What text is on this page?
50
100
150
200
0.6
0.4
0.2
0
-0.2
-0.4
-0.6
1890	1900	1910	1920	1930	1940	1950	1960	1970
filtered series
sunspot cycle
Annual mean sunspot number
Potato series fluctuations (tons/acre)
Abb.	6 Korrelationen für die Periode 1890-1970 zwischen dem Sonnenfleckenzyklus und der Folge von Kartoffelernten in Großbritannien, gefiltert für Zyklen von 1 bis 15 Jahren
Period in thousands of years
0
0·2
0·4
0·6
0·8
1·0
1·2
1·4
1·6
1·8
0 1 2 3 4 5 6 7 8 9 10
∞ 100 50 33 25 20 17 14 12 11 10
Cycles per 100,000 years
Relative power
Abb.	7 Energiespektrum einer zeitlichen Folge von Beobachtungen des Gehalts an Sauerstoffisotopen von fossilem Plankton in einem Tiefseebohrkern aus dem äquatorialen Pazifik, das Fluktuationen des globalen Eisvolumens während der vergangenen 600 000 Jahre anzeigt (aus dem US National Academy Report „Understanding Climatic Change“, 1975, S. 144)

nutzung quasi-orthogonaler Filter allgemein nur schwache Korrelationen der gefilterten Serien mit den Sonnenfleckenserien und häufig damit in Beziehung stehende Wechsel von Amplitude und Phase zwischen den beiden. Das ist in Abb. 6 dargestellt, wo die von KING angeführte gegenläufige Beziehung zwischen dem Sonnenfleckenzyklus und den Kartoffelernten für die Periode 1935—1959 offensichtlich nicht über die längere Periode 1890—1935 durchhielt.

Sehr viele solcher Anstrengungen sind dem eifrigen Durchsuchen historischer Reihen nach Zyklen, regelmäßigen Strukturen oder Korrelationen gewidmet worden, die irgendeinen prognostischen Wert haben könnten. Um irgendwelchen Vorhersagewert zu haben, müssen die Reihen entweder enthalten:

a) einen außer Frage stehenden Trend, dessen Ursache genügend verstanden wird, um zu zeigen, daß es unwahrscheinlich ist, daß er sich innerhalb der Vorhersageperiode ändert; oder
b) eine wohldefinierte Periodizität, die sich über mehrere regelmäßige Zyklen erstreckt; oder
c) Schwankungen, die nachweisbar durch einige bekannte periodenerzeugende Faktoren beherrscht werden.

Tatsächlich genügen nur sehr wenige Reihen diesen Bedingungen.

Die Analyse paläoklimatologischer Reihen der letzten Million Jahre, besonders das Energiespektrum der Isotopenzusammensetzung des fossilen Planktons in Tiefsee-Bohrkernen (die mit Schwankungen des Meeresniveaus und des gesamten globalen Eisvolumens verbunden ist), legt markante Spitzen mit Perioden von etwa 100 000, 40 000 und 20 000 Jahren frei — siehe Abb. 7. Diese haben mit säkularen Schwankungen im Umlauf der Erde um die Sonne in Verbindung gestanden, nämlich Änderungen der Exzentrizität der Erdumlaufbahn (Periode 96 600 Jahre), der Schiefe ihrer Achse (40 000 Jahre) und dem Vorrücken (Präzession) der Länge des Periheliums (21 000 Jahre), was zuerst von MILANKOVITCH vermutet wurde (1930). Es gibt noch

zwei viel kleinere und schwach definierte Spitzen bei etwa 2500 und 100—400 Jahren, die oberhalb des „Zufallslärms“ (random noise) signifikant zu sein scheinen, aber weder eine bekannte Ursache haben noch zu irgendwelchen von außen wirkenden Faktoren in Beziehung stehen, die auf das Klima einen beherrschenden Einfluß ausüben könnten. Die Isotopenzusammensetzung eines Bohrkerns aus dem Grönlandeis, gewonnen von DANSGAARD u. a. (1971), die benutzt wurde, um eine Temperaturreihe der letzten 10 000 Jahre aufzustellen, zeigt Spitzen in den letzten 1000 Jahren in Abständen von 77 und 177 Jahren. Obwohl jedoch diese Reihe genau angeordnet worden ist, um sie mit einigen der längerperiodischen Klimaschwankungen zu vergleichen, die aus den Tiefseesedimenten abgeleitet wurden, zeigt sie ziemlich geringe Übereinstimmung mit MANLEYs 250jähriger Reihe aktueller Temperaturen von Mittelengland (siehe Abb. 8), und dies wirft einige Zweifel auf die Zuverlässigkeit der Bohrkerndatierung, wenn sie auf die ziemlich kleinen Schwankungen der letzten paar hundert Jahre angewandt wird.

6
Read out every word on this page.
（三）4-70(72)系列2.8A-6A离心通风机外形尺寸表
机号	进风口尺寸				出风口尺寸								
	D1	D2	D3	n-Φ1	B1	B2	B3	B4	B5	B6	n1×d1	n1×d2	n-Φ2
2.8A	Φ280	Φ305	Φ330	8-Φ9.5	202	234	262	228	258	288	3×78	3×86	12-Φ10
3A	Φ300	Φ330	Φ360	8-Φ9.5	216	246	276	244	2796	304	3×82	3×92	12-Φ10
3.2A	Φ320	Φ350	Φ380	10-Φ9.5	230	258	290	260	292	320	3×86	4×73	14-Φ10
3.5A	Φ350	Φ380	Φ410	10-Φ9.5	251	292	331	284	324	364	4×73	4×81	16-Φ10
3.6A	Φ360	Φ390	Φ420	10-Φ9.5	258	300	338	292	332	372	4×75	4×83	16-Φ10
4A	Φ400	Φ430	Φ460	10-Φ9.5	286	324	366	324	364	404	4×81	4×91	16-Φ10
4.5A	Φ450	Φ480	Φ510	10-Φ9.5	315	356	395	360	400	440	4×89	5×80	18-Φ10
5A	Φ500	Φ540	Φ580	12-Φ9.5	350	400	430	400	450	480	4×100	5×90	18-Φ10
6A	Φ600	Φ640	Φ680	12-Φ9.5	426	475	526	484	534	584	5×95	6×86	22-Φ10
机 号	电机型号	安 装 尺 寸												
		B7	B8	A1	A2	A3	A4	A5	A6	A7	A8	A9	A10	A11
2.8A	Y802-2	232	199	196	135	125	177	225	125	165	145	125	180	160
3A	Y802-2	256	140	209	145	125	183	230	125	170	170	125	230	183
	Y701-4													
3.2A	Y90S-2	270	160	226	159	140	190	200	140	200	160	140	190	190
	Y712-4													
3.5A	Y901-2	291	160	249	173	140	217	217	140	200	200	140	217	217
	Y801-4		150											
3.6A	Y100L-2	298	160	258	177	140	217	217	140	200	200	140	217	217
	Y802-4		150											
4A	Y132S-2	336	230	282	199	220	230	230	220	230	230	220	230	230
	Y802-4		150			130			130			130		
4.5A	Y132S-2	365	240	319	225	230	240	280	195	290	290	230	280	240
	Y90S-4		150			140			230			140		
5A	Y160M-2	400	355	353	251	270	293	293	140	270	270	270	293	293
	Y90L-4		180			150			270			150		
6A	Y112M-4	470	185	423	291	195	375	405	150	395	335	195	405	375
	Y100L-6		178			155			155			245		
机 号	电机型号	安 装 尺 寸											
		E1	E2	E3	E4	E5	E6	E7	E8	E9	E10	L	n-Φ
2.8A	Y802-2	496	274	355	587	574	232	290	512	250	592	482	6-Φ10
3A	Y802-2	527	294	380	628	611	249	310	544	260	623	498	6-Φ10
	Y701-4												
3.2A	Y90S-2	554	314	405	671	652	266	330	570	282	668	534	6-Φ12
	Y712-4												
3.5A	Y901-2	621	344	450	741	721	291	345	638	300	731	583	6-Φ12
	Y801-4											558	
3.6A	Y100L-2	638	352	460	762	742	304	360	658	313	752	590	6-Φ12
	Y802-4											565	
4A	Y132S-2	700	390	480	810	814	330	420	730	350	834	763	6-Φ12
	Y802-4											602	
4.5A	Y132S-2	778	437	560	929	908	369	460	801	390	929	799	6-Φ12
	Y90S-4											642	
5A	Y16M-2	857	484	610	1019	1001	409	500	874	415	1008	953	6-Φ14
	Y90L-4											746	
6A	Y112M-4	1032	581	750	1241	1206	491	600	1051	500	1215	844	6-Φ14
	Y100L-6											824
+ + +
- [YOUR OBJECTIVE]: Where a line of the data holds "Zyklen", show that line.

- [ANSWER FOR THIS EXERCISE]:
Abb.	6 Korrelationen für die Periode 1890-1970 zwischen dem Sonnenfleckenzyklus und der Folge von Kartoffelernten in Großbritannien, gefiltert für Zyklen von 1 bis 15 Jahren
Sehr viele solcher Anstrengungen sind dem eifrigen Durchsuchen historischer Reihen nach Zyklen, regelmäßigen Strukturen oder Korrelationen gewidmet worden, die irgendeinen prognostischen Wert haben könnten. Um irgendwelchen Vorhersagewert zu haben, müssen die Reihen entweder enthalten:
b) eine wohldefinierte Periodizität, die sich über mehrere regelmäßige Zyklen erstreckt; oder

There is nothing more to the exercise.